## Start THE INPUT

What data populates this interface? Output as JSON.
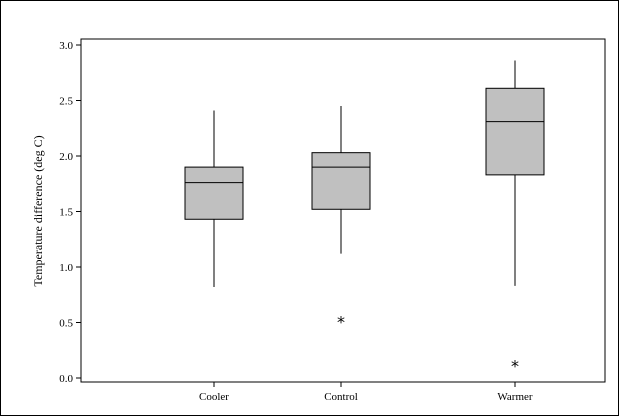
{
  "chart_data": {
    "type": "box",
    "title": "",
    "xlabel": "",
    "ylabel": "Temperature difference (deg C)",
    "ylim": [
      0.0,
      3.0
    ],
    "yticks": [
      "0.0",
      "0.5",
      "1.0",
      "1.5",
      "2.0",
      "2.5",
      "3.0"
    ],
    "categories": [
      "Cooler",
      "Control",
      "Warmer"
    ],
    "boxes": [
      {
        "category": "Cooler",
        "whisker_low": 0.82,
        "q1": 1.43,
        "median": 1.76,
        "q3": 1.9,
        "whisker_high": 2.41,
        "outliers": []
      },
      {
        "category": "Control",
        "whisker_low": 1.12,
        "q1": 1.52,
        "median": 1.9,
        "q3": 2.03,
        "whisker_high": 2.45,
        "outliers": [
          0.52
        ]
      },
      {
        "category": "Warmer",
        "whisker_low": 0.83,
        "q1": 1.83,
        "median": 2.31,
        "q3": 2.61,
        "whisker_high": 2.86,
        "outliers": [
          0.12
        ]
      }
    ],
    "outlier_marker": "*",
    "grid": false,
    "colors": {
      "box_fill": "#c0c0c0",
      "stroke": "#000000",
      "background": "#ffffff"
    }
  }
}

## End THE INPUT

▸ **TASK TO CARRY OUT**
Retype every entry verbatim and exclude the pictures from the copy.

▸ **THE RESULT**
What data populates this interface? Output as JSON.
{
  "chart_data": {
    "type": "box",
    "title": "",
    "xlabel": "",
    "ylabel": "Temperature difference (deg C)",
    "ylim": [
      0.0,
      3.0
    ],
    "yticks": [
      "0.0",
      "0.5",
      "1.0",
      "1.5",
      "2.0",
      "2.5",
      "3.0"
    ],
    "categories": [
      "Cooler",
      "Control",
      "Warmer"
    ],
    "boxes": [
      {
        "category": "Cooler",
        "whisker_low": 0.82,
        "q1": 1.43,
        "median": 1.76,
        "q3": 1.9,
        "whisker_high": 2.41,
        "outliers": []
      },
      {
        "category": "Control",
        "whisker_low": 1.12,
        "q1": 1.52,
        "median": 1.9,
        "q3": 2.03,
        "whisker_high": 2.45,
        "outliers": [
          0.52
        ]
      },
      {
        "category": "Warmer",
        "whisker_low": 0.83,
        "q1": 1.83,
        "median": 2.31,
        "q3": 2.61,
        "whisker_high": 2.86,
        "outliers": [
          0.12
        ]
      }
    ],
    "outlier_marker": "*",
    "grid": false,
    "colors": {
      "box_fill": "#c0c0c0",
      "stroke": "#000000",
      "background": "#ffffff"
    }
  }
}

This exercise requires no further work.